Records that describe figures:
§

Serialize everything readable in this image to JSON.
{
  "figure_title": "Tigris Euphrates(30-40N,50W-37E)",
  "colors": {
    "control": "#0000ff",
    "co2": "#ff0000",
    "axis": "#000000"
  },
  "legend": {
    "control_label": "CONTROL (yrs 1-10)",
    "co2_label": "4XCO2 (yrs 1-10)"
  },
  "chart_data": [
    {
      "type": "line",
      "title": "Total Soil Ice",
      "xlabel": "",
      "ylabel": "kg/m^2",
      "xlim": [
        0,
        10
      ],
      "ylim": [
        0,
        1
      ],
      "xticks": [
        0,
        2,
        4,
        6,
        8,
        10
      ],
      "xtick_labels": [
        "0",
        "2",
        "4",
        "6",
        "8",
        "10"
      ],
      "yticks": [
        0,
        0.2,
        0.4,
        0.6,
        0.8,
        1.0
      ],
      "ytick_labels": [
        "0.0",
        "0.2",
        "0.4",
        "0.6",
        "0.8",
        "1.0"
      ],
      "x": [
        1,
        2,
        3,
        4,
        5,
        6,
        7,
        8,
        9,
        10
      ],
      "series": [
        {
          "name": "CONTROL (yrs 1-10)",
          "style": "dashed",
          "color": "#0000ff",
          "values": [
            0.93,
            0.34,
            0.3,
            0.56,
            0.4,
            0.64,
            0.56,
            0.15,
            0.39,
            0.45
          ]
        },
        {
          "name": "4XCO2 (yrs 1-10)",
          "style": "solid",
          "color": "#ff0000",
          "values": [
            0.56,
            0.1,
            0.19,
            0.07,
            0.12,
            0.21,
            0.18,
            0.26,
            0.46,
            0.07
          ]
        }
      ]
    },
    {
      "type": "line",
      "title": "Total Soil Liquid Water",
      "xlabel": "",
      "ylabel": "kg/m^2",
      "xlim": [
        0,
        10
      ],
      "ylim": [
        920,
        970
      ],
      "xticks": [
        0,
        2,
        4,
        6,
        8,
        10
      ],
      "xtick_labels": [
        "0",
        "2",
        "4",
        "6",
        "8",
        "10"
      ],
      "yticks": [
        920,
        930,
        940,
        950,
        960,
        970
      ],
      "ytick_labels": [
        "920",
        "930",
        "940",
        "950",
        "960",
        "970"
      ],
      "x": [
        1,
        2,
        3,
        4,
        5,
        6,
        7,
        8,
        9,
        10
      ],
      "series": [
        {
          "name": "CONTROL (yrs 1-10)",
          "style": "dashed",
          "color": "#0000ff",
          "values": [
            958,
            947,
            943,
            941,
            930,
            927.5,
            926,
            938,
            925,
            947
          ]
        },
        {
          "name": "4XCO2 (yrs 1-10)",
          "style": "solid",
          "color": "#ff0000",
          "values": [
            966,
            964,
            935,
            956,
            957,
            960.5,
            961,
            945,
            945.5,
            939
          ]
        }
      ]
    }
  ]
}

§

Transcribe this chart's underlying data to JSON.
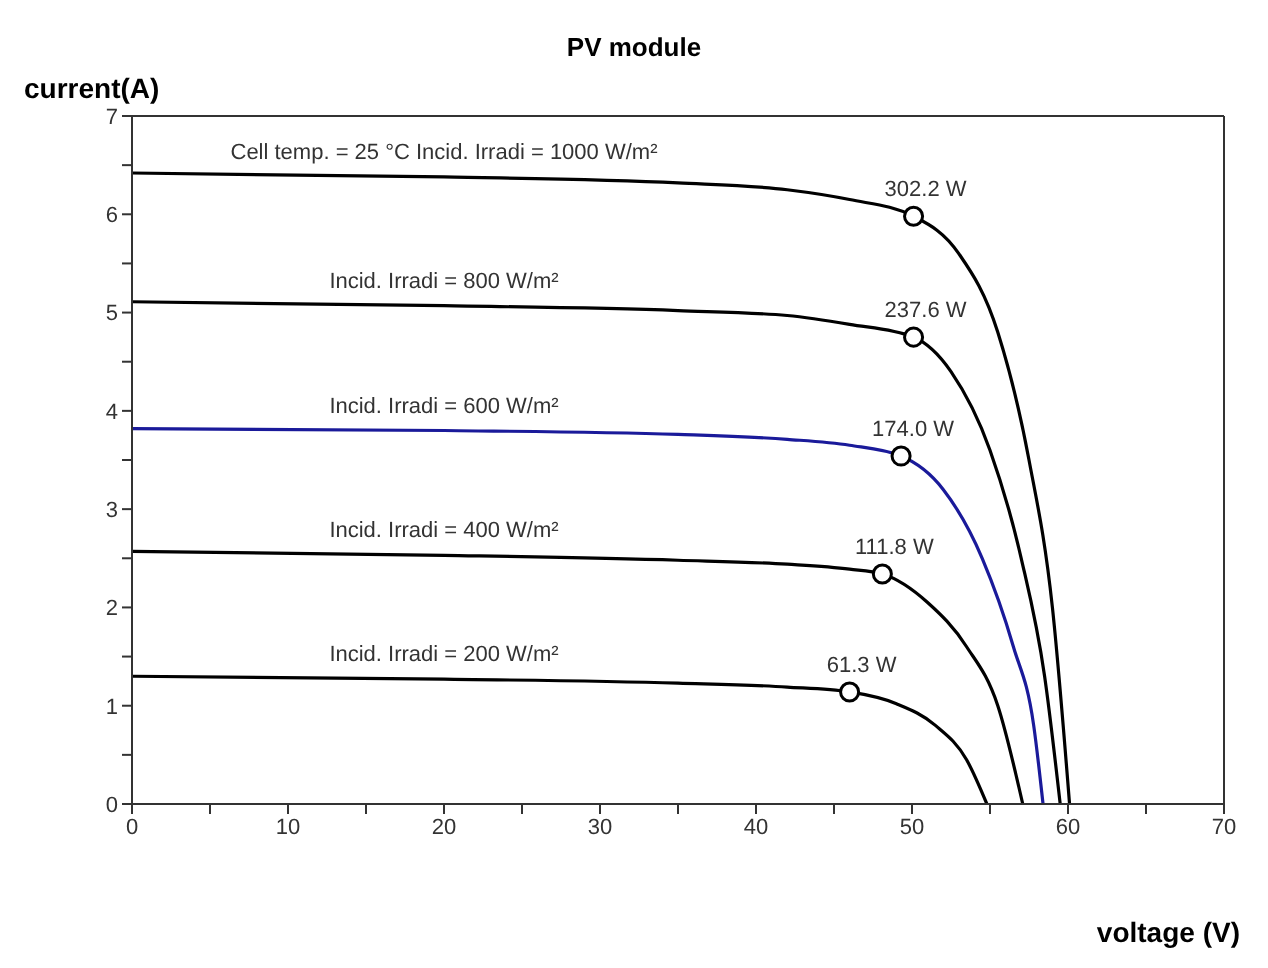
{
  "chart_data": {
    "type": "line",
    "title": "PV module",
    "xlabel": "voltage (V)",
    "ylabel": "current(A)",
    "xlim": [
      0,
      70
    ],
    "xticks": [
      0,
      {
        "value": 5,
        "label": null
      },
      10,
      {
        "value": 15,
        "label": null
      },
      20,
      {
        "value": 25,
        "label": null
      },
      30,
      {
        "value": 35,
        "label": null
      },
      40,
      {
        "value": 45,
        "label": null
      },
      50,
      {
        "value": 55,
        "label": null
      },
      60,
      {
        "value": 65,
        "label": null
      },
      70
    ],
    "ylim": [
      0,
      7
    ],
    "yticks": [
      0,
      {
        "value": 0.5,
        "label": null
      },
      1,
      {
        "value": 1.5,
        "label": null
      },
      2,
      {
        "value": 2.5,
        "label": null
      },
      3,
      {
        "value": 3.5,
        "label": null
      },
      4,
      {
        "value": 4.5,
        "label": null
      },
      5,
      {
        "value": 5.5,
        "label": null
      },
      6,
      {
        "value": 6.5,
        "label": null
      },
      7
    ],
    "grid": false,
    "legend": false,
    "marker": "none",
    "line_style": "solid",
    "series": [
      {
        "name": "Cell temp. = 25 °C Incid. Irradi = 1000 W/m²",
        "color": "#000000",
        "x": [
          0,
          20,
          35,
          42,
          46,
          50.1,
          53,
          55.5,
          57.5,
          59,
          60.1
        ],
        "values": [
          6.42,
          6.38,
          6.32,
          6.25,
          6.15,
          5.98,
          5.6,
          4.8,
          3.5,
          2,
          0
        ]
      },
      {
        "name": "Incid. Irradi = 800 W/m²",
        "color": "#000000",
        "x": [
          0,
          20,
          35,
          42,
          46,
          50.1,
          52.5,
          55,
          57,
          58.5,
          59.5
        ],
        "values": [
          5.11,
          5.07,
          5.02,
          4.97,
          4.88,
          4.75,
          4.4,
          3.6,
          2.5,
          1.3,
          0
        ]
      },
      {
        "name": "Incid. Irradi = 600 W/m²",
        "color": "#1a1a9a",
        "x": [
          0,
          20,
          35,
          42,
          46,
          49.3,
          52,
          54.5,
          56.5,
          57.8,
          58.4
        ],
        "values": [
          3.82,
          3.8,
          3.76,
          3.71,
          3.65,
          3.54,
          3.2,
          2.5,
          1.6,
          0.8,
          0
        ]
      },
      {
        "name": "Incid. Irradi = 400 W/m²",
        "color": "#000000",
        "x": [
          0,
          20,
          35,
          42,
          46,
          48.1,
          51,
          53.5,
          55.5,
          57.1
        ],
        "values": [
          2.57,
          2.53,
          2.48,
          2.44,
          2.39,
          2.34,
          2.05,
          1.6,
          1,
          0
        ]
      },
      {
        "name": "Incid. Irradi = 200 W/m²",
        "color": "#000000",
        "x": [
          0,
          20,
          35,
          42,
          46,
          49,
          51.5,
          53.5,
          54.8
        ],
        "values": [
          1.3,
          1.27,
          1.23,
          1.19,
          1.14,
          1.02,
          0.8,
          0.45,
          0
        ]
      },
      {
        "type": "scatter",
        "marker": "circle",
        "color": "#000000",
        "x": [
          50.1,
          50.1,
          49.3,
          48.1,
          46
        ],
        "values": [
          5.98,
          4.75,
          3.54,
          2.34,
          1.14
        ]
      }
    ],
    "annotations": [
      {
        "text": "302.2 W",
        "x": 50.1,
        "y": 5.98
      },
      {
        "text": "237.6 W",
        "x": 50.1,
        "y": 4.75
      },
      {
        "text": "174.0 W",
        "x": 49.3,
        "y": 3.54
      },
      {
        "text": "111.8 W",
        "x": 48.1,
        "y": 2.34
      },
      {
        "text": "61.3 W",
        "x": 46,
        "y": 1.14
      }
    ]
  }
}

§

Count the lines above in which the word "Irradi" appears, then state only that count.

5